## Document segment
———

Savoir Adore: Coming to Terms with ‘The Love That Remains’

Paul Hammer met Deidre Muro in a songwriting club at NYU. The aspiring musicians were both frustrated by the limitations of the classic singer-songwriter model, one that relied so heavily on the acoustic guitar. “The brain is weird with songwriting,” Hammer told me over the phone. “Sometimes when I sit down with a guitar, I have too many expectations of what I’m going to do with my hands, so I just write the same thing over and over again.”  Hammer and Muro decided to look beyond the instrument and explore other means of inspiration. While still in college, the duo took a weekend to record at Hammer’s family’s home, giving themselves just one rule: no acoustic guitars. Those sessions eventually became the first Savoir Adore record.

Savoir Adore, now an electro-pop mainstay based in New York, have continued to maintain their nontraditional approach to composition. In spite of their electronic tilt, the band’s music sounds largely organic. It’s buoyant and rich, with both the intimate aesthetic of the singer-songwriter and the complex arrangements afforded by synthesizers and digital audio workstations. Hammer and Muro sustained that balance through several EPs and two full-lengths. Then, in 2014, Muro left the band.

Savoir Adore had experienced lineup changes before, but the two founders had always remained at its helm. After Muro’s departure, Hammer was forced to return to the roots of the project, left wondering how to proceed. Eventually he followed the same formula that he always had, one that had worked time and time again: record demos, step outside the comfort zone of an acoustic guitar, and find complementary collaborators. The resulting sound of his efforts, heard in new single, “Giants”, is both new and decidedly still Savoir Adore.

The track prefaces the first-ever release without Muro, a third full-length album titled, The Love That Remains—forthcoming on August 12. Hammer talked to me at length about the development of the new record. We also discussed Prince, the new- look Savoir Adore, and coming to terms with change.

So what’s your music background? What led you to make the music that you’re making now?

P. I had an interesting environment growing up because my dad was a composer and a musician. It was very nurturing and very inspiring on the music side of things, but my dad was very cautious with me to consider music as a career. So my childhood instilled in me this sense of respect and love for music, and in really diving into it as an art form and as a way of life. But, also, I remember very clearly: when I started writing songs, my dad was like, ‘go to college, be a doctor, get a liberal arts education’ [laughs]. In a way, it was sort of impossible for me to ignore what had been rooted in me from the start. And we had a studio at home, so I learned recording and recording techniques and stuff when I was 14, and I think that’s what informed me even more when I started Savoir; it was a studio project more than anything else. And that wouldn’t have been the case if I hadn’t had that studio home life growing up.

What kind of composer is your dad?

P. He was a jazz pianist for years. He did a lot of fusion stuff, and then he wrote for TV shows and films and stuff. The biggest thing he did was Miami Vice in the ‘80s.

So what kind of music were you listening to then?

P. My dad taught me a lot of stuff growing up. He used to play his music and I would play drums along to it – which was actually my first instrument. So I have these very early memories of listening to this fairly heavy electronic synth music. But on the other hand, my parents are the biggest Beatles fans I know, so it was alternating between my dad’s music and the Beatles. My earliest memory, though, was Prince. My mom had a cassette of Purple Rain that we’d listen to every day on the way to school. So there really wasn’t much variety – it was pretty much Prince, my dad (Jan Hammer), and the Beatles.

———

## Task material
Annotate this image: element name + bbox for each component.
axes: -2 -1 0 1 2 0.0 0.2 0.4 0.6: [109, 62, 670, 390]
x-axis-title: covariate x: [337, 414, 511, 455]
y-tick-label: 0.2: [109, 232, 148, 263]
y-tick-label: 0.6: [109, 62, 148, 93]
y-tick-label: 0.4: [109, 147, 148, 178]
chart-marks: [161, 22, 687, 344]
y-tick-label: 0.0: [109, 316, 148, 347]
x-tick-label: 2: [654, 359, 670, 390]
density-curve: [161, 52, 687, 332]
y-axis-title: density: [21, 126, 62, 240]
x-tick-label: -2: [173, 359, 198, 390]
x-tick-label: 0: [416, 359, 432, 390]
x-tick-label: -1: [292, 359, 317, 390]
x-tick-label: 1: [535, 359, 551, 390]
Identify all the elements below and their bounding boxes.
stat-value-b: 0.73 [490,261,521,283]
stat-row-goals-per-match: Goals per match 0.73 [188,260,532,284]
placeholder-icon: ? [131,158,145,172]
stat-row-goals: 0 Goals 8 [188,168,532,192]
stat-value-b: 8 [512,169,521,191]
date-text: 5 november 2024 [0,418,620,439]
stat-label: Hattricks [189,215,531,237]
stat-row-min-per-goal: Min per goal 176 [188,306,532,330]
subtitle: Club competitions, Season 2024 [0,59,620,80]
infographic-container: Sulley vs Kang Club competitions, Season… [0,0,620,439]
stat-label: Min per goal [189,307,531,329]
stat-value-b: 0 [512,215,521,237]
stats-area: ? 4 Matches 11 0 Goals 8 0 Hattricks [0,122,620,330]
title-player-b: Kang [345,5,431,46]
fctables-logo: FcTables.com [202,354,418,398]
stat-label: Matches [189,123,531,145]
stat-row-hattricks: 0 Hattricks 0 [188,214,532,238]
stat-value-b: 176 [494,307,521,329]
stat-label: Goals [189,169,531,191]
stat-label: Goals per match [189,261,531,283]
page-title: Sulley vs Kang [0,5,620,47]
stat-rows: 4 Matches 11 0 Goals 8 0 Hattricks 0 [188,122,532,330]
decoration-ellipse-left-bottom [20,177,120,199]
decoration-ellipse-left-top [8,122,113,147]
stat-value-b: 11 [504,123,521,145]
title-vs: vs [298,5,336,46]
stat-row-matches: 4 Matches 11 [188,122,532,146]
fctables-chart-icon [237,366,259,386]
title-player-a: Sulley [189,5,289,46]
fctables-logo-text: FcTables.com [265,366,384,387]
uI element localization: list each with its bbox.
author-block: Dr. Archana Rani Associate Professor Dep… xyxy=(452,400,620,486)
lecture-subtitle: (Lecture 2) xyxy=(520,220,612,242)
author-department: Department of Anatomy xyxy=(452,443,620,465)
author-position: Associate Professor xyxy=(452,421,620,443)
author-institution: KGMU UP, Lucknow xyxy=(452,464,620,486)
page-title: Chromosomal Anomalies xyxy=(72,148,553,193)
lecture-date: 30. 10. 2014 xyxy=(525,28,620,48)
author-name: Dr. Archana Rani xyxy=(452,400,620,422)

———

## The tasks
a) In the records, from the first line up to and including the line with "y-tick-label: 0.0: [109, 316, 148, 347]", swap "covariate x" for "predictor x" and give those lines again with nothing else altered.
b) Continue the Savoir Adore interview past its final line.
The records have nothing to do with the Savoir Adore interview.

## Responses to the exercise
a)
Annotate this image: element name + bbox for each component.
axes: -2 -1 0 1 2 0.0 0.2 0.4 0.6: [109, 62, 670, 390]
x-axis-title: predictor x: [337, 414, 511, 455]
y-tick-label: 0.2: [109, 232, 148, 263]
y-tick-label: 0.6: [109, 62, 148, 93]
y-tick-label: 0.4: [109, 147, 148, 178]
chart-marks: [161, 22, 687, 344]
y-tick-label: 0.0: [109, 316, 148, 347]

b)
Can you talk about how you felt when Prince died?

P. It was awful, and it was a definitely a surprise. I was actually on tour with another band a month before and, weirdly enough, we ended up playing a show in San Francisco at the Great American Music Hall and our tour manager got a call that Prince was going to do his after party there. They ended up letting us stay and watch Prince do a short set, which was about a month before he died. It was weird because, often when artists pass away, you go back through their catalog, but because of that show, I was already in the middle of getting back into Prince again. We did a cover of “I Would Die 4 U” for three years. It was always our encore cover/closer, and it’s also my karaoke song. It’s just a really difficult thing to think about, just going back and remembering what a huge impact he had on so much modern electronica and pop, especially personally.

How did [your initial ‘no acoustic guitar’ rule] inform everything that came after that first record?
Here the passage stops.